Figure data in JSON
***

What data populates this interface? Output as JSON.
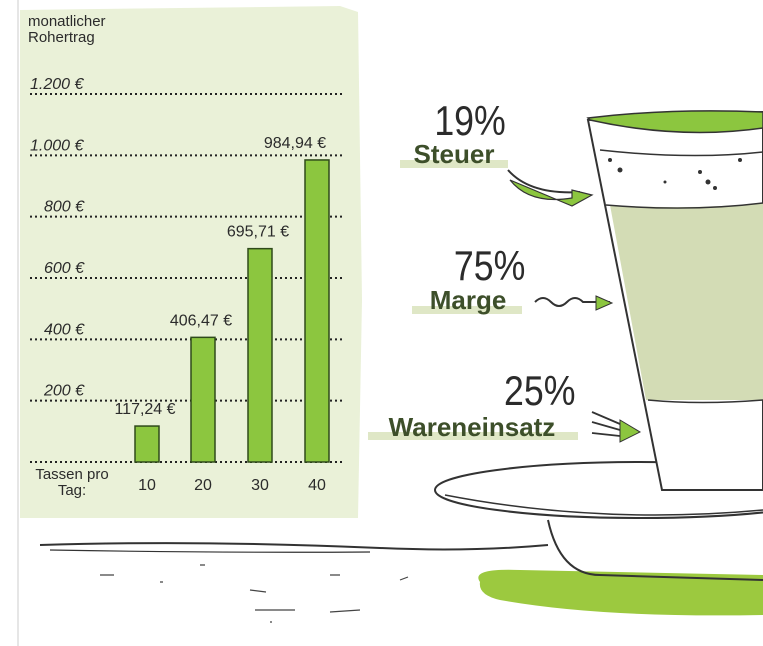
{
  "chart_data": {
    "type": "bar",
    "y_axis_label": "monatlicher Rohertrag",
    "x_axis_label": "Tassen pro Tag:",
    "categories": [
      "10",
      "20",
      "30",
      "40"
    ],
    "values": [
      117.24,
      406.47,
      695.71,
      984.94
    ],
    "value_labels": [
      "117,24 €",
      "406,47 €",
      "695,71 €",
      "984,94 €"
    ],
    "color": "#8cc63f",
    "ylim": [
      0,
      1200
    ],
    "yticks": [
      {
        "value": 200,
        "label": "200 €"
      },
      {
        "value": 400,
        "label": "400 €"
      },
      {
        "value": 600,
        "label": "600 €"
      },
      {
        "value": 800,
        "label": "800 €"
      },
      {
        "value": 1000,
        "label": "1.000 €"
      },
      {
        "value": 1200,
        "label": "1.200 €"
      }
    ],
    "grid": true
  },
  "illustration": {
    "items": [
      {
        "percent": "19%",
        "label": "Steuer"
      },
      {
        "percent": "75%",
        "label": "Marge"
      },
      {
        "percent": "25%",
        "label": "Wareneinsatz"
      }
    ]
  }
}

***

To do
Without the pictures, copy the material exactly as given.

Exercise solution
What data populates this interface? Output as JSON.
{
  "chart_data": {
    "type": "bar",
    "y_axis_label": "monatlicher Rohertrag",
    "x_axis_label": "Tassen pro Tag:",
    "categories": [
      "10",
      "20",
      "30",
      "40"
    ],
    "values": [
      117.24,
      406.47,
      695.71,
      984.94
    ],
    "value_labels": [
      "117,24 €",
      "406,47 €",
      "695,71 €",
      "984,94 €"
    ],
    "color": "#8cc63f",
    "ylim": [
      0,
      1200
    ],
    "yticks": [
      {
        "value": 200,
        "label": "200 €"
      },
      {
        "value": 400,
        "label": "400 €"
      },
      {
        "value": 600,
        "label": "600 €"
      },
      {
        "value": 800,
        "label": "800 €"
      },
      {
        "value": 1000,
        "label": "1.000 €"
      },
      {
        "value": 1200,
        "label": "1.200 €"
      }
    ],
    "grid": true
  },
  "illustration": {
    "items": [
      {
        "percent": "19%",
        "label": "Steuer"
      },
      {
        "percent": "75%",
        "label": "Marge"
      },
      {
        "percent": "25%",
        "label": "Wareneinsatz"
      }
    ]
  }
}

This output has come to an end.